What is expected — The entire listing is to be repeated verbatim.

Information —
*** Begin section ***

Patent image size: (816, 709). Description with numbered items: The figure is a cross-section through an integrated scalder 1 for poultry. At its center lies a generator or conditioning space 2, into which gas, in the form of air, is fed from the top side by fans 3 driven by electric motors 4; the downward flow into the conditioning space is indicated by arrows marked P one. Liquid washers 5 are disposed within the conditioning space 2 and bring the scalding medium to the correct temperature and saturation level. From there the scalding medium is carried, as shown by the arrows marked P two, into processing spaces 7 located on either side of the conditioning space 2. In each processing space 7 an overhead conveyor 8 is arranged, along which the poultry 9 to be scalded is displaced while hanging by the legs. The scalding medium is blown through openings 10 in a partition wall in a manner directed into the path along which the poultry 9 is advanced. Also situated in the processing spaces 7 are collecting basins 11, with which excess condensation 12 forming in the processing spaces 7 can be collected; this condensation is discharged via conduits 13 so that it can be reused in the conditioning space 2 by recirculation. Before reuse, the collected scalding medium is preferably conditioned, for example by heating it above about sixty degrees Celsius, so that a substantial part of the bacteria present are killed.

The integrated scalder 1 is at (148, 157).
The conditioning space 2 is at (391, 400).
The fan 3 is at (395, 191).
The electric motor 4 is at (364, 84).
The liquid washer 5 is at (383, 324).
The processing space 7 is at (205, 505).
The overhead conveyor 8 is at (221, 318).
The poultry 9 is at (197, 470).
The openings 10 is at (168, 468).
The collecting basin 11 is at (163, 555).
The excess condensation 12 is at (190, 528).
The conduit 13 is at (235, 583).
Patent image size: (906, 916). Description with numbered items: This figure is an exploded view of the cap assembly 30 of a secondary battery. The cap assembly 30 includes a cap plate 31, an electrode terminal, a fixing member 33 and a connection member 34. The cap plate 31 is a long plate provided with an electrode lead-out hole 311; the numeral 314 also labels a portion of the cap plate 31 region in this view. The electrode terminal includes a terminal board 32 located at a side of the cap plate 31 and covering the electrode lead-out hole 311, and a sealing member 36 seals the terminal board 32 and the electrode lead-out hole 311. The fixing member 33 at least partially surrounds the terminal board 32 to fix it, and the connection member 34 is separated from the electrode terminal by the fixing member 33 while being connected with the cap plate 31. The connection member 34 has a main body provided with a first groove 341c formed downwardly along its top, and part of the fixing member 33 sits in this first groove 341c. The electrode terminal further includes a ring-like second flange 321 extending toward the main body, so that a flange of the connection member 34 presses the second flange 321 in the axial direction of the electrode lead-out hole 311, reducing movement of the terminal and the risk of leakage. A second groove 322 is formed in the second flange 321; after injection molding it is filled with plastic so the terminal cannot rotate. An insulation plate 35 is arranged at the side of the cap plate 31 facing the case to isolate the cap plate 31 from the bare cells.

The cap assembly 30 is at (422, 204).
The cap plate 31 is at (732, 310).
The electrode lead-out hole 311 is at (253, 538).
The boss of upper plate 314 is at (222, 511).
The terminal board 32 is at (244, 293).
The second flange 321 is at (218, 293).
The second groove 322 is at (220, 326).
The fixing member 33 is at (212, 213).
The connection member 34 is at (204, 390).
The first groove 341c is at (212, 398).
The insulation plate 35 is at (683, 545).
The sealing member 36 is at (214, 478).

*** End section ***

Response —
Patent image size: (816, 709). Description with numbered items: The figure is a cross-section through an integrated scalder 1 for poultry. At its center lies a generator or conditioning space 2, into which gas, in the form of air, is fed from the top side by fans 3 driven by electric motors 4; the downward flow into the conditioning space is indicated by arrows marked P one. Liquid washers 5 are disposed within the conditioning space 2 and bring the scalding medium to the correct temperature and saturation level. From there the scalding medium is carried, as shown by the arrows marked P two, into processing spaces 7 located on either side of the conditioning space 2. In each processing space 7 an overhead conveyor 8 is arranged, along which the poultry 9 to be scalded is displaced while hanging by the legs. The scalding medium is blown through openings 10 in a partition wall in a manner directed into the path along which the poultry 9 is advanced. Also situated in the processing spaces 7 are collecting basins 11, with which excess condensation 12 forming in the processing spaces 7 can be collected; this condensation is discharged via conduits 13 so that it can be reused in the conditioning space 2 by recirculation. Before reuse, the collected scalding medium is preferably conditioned, for example by heating it above about sixty degrees Celsius, so that a substantial part of the bacteria present are killed.

The integrated scalder 1 is at (148, 157).
The conditioning space 2 is at (391, 400).
The fan 3 is at (395, 191).
The electric motor 4 is at (364, 84).
The liquid washer 5 is at (383, 324).
The processing space 7 is at (205, 505).
The overhead conveyor 8 is at (221, 318).
The poultry 9 is at (197, 470).
The openings 10 is at (168, 468).
The collecting basin 11 is at (163, 555).
The excess condensation 12 is at (190, 528).
The conduit 13 is at (235, 583).
Patent image size: (906, 916). Description with numbered items: This figure is an exploded view of the cap assembly 30 of a secondary battery. The cap assembly 30 includes a cap plate 31, an electrode terminal, a fixing member 33 and a connection member 34. The cap plate 31 is a long plate provided with an electrode lead-out hole 311; the numeral 314 also labels a portion of the cap plate 31 region in this view. The electrode terminal includes a terminal board 32 located at a side of the cap plate 31 and covering the electrode lead-out hole 311, and a sealing member 36 seals the terminal board 32 and the electrode lead-out hole 311. The fixing member 33 at least partially surrounds the terminal board 32 to fix it, and the connection member 34 is separated from the electrode terminal by the fixing member 33 while being connected with the cap plate 31. The connection member 34 has a main body provided with a first groove 341c formed downwardly along its top, and part of the fixing member 33 sits in this first groove 341c. The electrode terminal further includes a ring-like second flange 321 extending toward the main body, so that a flange of the connection member 34 presses the second flange 321 in the axial direction of the electrode lead-out hole 311, reducing movement of the terminal and the risk of leakage. A second groove 322 is formed in the second flange 321; after injection molding it is filled with plastic so the terminal cannot rotate. An insulation plate 35 is arranged at the side of the cap plate 31 facing the case to isolate the cap plate 31 from the bare cells.

The cap assembly 30 is at (422, 204).
The cap plate 31 is at (732, 310).
The electrode lead-out hole 311 is at (253, 538).
The boss of upper plate 314 is at (222, 511).
The terminal board 32 is at (244, 293).
The second flange 321 is at (218, 293).
The second groove 322 is at (220, 326).
The fixing member 33 is at (212, 213).
The connection member 34 is at (204, 390).
The first groove 341c is at (212, 398).
The insulation plate 35 is at (683, 545).
The sealing member 36 is at (214, 478).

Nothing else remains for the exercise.